(Collected data entries)
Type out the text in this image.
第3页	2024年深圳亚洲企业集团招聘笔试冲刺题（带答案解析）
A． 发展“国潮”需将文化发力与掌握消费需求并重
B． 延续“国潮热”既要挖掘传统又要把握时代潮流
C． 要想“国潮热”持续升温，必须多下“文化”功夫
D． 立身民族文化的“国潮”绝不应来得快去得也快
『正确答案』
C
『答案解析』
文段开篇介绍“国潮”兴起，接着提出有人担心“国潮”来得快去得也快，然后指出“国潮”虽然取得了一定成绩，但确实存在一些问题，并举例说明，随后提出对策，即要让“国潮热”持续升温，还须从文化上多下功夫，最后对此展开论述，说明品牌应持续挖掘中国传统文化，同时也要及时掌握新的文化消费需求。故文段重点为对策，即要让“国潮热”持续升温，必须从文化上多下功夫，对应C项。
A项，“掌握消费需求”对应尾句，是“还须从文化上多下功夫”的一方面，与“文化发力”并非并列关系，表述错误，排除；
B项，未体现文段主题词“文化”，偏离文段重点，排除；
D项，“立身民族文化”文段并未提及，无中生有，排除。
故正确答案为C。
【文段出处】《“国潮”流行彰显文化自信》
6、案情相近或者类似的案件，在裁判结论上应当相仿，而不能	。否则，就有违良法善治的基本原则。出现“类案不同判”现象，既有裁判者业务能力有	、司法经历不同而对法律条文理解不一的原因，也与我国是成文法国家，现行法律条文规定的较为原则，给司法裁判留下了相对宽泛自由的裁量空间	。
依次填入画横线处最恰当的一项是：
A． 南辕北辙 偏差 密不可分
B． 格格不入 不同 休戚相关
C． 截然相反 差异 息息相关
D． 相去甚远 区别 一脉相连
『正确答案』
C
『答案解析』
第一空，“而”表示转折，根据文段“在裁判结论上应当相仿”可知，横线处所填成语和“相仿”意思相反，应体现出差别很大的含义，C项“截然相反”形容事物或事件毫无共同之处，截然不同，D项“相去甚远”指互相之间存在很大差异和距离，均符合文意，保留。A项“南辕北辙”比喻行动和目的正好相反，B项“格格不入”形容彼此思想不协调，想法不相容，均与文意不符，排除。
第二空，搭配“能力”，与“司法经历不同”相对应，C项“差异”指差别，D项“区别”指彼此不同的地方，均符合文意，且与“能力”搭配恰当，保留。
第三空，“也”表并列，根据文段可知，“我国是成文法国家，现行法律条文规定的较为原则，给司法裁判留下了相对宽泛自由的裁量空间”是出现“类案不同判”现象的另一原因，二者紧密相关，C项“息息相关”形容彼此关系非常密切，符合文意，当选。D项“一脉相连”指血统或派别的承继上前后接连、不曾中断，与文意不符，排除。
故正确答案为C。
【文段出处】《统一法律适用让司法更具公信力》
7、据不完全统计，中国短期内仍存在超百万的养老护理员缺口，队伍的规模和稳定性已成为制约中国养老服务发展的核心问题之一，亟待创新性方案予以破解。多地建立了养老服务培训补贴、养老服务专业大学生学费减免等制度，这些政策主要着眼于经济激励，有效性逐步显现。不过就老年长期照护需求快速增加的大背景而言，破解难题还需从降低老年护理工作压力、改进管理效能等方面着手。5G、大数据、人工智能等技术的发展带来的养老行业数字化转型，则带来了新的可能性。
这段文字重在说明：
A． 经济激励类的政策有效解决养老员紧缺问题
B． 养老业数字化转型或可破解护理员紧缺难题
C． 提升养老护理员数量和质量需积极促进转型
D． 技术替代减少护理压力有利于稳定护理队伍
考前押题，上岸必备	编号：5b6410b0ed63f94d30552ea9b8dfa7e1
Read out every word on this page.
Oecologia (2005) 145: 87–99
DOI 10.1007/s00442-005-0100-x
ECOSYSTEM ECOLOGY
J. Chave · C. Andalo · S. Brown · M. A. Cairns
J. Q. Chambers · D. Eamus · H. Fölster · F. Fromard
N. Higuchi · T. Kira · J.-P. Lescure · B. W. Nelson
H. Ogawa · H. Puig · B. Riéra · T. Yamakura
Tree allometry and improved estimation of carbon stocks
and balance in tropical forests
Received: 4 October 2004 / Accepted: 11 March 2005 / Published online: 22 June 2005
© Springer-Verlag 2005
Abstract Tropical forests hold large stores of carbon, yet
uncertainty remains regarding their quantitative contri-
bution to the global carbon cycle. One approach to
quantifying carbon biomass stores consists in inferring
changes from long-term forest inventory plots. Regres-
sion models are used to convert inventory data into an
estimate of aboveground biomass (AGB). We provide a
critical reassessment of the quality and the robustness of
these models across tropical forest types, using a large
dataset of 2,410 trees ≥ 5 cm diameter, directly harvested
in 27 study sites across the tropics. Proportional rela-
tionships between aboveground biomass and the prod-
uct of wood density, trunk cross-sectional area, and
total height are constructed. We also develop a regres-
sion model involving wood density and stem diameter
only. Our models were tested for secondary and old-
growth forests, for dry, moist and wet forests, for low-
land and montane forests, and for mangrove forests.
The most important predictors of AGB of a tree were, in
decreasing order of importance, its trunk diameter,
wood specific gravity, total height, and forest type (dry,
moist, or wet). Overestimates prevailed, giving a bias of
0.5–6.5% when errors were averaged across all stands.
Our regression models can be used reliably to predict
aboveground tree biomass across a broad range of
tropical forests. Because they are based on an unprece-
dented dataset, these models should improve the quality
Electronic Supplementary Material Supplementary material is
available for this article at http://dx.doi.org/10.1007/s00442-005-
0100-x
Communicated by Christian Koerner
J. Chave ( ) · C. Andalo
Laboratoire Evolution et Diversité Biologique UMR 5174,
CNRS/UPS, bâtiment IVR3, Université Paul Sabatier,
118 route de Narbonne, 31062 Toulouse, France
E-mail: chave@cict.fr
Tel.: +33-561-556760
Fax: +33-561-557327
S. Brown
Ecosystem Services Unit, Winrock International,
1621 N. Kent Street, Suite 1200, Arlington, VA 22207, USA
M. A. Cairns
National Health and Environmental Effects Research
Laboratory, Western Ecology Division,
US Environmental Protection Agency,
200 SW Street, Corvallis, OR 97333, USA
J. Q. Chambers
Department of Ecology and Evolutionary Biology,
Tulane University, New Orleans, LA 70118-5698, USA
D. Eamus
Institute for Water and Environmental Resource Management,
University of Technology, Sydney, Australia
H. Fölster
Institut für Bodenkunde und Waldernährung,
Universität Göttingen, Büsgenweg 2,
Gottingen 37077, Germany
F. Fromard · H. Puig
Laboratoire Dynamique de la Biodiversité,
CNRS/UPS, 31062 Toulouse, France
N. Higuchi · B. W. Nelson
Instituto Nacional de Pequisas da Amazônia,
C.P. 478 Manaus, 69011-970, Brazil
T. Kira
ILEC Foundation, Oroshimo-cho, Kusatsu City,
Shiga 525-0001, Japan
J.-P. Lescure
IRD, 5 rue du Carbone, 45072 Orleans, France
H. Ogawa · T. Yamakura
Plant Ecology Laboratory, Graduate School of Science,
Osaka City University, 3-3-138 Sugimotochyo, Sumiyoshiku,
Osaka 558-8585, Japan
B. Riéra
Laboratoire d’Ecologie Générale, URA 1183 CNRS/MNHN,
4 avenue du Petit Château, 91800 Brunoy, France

• [Exercise prompt]: What is the number of lines in the data that hold the word "these"? Reply with that number and nothing else.

• [Task answer]: 2